>> Start DATA ENTRIES
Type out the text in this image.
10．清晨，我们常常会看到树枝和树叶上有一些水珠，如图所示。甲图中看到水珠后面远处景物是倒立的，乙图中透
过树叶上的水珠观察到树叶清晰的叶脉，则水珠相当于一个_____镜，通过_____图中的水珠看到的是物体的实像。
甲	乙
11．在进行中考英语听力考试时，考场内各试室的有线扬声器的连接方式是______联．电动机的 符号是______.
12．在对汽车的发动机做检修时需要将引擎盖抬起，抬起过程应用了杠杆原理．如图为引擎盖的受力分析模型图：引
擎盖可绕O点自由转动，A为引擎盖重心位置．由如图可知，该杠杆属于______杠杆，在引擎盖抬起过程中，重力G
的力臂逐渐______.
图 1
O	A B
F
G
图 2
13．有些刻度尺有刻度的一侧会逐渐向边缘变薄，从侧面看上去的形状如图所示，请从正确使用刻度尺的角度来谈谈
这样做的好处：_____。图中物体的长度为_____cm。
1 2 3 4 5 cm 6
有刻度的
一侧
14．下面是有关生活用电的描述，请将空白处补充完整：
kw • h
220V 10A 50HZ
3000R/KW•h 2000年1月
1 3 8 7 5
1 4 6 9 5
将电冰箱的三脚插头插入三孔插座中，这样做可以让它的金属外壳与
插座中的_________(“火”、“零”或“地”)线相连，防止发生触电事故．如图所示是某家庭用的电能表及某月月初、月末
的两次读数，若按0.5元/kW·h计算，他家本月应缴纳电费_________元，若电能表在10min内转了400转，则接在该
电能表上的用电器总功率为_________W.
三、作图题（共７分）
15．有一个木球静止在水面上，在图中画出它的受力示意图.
>> End DATA ENTRIES
== SHORT PROBLEM ==
Restate all of the entries above precisely.

== RESULT OF THIS EXERCISE ==
Type out the text in this image.
10．清晨，我们常常会看到树枝和树叶上有一些水珠，如图所示。甲图中看到水珠后面远处景物是倒立的，乙图中透
过树叶上的水珠观察到树叶清晰的叶脉，则水珠相当于一个_____镜，通过_____图中的水珠看到的是物体的实像。
甲	乙
11．在进行中考英语听力考试时，考场内各试室的有线扬声器的连接方式是______联．电动机的 符号是______.
12．在对汽车的发动机做检修时需要将引擎盖抬起，抬起过程应用了杠杆原理．如图为引擎盖的受力分析模型图：引
擎盖可绕O点自由转动，A为引擎盖重心位置．由如图可知，该杠杆属于______杠杆，在引擎盖抬起过程中，重力G
的力臂逐渐______.
图 1
O	A B
F
G
图 2
13．有些刻度尺有刻度的一侧会逐渐向边缘变薄，从侧面看上去的形状如图所示，请从正确使用刻度尺的角度来谈谈
这样做的好处：_____。图中物体的长度为_____cm。
1 2 3 4 5 cm 6
有刻度的
一侧
14．下面是有关生活用电的描述，请将空白处补充完整：
kw • h
220V 10A 50HZ
3000R/KW•h 2000年1月
1 3 8 7 5
1 4 6 9 5
将电冰箱的三脚插头插入三孔插座中，这样做可以让它的金属外壳与
插座中的_________(“火”、“零”或“地”)线相连，防止发生触电事故．如图所示是某家庭用的电能表及某月月初、月末
的两次读数，若按0.5元/kW·h计算，他家本月应缴纳电费_________元，若电能表在10min内转了400转，则接在该
电能表上的用电器总功率为_________W.
三、作图题（共７分）
15．有一个木球静止在水面上，在图中画出它的受力示意图.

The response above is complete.